[What you need to do] From the listing below, extract each line containing the string "time".

[Data extract]
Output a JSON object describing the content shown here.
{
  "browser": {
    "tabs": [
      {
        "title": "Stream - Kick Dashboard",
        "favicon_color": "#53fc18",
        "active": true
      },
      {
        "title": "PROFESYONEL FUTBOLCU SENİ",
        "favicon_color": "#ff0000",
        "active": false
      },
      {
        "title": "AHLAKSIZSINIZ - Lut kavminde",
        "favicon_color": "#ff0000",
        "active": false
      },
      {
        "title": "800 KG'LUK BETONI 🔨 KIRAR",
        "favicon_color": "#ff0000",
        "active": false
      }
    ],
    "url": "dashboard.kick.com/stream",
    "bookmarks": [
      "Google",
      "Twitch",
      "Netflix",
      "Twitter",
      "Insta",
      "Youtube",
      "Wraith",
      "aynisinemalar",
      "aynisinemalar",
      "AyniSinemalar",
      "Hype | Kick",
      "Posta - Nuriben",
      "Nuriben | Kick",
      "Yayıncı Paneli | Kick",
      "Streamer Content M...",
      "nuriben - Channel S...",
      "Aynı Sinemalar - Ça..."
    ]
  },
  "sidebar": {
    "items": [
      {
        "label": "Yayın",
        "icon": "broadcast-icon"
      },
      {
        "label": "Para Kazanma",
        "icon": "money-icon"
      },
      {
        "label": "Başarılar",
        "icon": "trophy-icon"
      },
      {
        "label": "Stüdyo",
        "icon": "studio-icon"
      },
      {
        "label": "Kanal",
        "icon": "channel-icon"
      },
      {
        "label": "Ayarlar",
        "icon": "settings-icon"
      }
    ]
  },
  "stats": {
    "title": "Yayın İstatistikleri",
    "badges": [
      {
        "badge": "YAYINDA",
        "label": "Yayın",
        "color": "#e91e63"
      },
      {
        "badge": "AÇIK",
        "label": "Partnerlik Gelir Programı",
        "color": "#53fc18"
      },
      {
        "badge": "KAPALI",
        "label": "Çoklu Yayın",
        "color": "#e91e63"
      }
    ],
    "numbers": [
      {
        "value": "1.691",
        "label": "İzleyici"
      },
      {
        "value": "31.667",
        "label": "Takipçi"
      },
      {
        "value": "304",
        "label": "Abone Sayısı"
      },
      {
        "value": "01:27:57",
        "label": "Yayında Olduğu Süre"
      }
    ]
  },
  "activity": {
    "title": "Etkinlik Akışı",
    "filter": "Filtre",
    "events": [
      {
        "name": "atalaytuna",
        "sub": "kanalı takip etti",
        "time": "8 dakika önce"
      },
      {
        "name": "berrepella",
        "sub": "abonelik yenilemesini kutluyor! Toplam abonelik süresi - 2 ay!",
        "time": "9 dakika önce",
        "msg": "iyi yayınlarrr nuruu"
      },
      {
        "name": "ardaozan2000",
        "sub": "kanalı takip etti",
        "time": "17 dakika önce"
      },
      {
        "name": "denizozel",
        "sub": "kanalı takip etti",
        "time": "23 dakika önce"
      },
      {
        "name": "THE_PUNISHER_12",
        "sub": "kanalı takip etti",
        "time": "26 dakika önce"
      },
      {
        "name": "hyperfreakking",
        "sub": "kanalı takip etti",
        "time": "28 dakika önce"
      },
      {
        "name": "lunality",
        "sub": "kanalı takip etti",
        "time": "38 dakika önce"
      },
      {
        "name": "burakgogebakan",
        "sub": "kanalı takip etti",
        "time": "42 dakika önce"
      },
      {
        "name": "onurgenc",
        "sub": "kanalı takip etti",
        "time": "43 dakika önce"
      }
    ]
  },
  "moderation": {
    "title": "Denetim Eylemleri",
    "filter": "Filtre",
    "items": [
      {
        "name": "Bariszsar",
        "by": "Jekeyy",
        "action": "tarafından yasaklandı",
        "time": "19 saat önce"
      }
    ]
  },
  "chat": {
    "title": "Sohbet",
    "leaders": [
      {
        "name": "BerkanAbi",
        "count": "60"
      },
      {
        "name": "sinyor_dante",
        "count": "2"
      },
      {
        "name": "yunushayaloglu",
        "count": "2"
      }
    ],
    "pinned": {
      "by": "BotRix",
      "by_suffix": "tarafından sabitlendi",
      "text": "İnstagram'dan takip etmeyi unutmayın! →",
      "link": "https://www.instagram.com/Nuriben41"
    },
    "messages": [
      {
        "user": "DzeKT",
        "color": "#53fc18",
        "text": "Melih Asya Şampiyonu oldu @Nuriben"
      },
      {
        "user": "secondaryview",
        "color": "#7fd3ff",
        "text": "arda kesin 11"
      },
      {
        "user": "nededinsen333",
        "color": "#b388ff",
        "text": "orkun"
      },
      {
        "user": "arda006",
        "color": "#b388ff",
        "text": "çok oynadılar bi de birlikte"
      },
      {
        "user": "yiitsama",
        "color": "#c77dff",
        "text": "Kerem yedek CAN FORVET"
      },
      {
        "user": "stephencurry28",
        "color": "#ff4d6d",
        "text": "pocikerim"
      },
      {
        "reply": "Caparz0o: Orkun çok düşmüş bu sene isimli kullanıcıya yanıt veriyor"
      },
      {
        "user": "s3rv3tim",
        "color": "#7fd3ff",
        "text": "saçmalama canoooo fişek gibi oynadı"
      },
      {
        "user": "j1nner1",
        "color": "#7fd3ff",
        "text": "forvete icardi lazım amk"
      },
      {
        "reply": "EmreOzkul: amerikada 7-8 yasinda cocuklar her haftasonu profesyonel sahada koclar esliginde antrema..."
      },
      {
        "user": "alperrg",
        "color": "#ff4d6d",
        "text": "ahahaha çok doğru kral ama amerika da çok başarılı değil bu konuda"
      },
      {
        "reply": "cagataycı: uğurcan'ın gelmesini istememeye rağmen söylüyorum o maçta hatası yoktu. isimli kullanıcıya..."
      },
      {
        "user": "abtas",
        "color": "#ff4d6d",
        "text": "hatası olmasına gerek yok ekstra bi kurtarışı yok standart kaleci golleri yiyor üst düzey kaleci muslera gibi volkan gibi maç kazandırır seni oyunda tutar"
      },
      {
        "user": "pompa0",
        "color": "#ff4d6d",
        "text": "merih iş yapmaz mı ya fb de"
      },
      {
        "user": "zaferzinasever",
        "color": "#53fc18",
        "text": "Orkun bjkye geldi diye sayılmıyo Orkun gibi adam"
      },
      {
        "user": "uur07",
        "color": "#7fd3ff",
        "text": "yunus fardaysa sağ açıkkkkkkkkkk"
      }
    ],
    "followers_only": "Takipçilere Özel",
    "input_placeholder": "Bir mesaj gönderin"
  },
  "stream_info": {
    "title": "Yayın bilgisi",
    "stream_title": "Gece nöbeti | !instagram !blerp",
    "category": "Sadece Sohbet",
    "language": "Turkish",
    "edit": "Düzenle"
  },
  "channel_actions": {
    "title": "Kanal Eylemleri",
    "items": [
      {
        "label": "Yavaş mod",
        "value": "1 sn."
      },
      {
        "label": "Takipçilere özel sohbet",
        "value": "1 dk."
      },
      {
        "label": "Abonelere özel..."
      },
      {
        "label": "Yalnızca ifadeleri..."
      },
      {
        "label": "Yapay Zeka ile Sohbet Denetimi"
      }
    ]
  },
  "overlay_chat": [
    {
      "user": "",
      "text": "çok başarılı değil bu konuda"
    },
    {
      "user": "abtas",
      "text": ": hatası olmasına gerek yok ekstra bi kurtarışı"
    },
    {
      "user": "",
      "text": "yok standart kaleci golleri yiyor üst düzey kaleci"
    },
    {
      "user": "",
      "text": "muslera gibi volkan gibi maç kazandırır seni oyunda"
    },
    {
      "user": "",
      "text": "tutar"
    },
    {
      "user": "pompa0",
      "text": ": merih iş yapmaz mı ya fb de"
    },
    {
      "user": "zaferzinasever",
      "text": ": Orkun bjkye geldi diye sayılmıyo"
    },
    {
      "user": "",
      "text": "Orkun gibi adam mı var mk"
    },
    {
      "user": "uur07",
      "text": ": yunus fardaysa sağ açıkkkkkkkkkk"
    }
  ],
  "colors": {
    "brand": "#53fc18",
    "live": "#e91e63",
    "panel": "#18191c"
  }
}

[Result]
        "time": "8 dakika önce"
        "time": "9 dakika önce",
        "time": "17 dakika önce"
        "time": "23 dakika önce"
        "time": "26 dakika önce"
        "time": "28 dakika önce"
        "time": "38 dakika önce"
        "time": "42 dakika önce"
        "time": "43 dakika önce"
        "time": "19 saat önce"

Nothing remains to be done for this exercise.